Stored records:
_ _ _ _

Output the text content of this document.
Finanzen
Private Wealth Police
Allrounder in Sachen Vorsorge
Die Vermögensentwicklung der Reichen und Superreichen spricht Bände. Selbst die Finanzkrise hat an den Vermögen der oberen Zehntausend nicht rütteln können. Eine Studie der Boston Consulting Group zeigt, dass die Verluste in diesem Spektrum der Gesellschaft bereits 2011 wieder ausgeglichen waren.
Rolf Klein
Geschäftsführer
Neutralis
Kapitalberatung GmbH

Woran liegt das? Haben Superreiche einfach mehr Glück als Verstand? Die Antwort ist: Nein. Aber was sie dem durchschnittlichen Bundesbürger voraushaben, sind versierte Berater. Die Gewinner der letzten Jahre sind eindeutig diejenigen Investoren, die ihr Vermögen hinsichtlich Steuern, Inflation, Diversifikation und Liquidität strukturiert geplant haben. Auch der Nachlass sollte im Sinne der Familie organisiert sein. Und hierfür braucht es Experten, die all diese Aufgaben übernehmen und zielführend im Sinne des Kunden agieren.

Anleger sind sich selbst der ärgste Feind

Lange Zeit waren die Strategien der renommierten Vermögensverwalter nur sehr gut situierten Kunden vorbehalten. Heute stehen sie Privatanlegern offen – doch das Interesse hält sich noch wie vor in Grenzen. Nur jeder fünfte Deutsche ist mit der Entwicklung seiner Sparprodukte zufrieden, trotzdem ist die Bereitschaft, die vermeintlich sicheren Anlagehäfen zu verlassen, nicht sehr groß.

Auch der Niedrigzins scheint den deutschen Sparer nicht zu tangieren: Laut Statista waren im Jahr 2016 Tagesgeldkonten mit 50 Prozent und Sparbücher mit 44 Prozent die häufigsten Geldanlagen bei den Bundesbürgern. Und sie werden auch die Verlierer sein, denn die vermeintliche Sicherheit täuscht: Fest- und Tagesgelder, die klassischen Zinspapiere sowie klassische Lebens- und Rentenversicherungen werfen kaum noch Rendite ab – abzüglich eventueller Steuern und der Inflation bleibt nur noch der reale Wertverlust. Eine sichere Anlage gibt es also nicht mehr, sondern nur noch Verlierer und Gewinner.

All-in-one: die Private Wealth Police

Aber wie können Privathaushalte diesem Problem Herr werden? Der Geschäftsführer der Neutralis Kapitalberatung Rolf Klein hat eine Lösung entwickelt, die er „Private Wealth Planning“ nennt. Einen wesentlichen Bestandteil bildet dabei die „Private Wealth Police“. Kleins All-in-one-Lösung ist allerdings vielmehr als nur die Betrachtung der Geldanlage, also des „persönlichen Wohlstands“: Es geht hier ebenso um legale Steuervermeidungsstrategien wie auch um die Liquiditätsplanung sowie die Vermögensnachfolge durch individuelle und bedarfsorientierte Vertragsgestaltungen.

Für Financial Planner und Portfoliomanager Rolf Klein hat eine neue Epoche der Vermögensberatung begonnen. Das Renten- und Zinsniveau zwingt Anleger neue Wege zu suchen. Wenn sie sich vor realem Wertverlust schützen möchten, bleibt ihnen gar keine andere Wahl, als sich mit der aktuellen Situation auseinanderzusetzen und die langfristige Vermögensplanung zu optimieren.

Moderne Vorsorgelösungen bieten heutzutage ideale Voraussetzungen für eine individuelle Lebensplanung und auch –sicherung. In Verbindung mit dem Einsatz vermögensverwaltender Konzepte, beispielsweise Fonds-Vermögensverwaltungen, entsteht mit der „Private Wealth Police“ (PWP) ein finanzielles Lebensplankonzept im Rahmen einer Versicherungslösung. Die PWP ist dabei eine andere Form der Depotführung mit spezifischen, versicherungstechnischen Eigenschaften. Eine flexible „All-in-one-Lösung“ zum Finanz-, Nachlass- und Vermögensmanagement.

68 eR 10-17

_ _ _ _

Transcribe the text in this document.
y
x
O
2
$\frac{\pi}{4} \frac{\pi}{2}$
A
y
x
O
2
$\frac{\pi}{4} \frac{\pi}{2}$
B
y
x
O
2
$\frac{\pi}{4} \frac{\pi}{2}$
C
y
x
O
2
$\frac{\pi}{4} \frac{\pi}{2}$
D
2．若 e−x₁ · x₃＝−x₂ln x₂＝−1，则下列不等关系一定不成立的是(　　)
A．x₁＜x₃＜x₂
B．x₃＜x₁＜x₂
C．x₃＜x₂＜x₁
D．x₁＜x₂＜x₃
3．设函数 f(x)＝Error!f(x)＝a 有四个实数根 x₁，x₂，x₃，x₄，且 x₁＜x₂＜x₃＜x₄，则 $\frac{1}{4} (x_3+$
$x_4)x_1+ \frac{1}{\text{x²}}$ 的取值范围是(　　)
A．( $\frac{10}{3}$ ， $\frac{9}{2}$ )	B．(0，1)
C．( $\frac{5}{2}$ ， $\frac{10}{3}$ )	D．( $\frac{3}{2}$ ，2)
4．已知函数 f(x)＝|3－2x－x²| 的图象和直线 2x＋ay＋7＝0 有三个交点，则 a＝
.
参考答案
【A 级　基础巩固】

_ _ _ _

→ **Aim of the task**
Show, from the material above, each line that includes the string "document".

→ **Exercise result**
Output the text content of this document.
Transcribe the text in this document.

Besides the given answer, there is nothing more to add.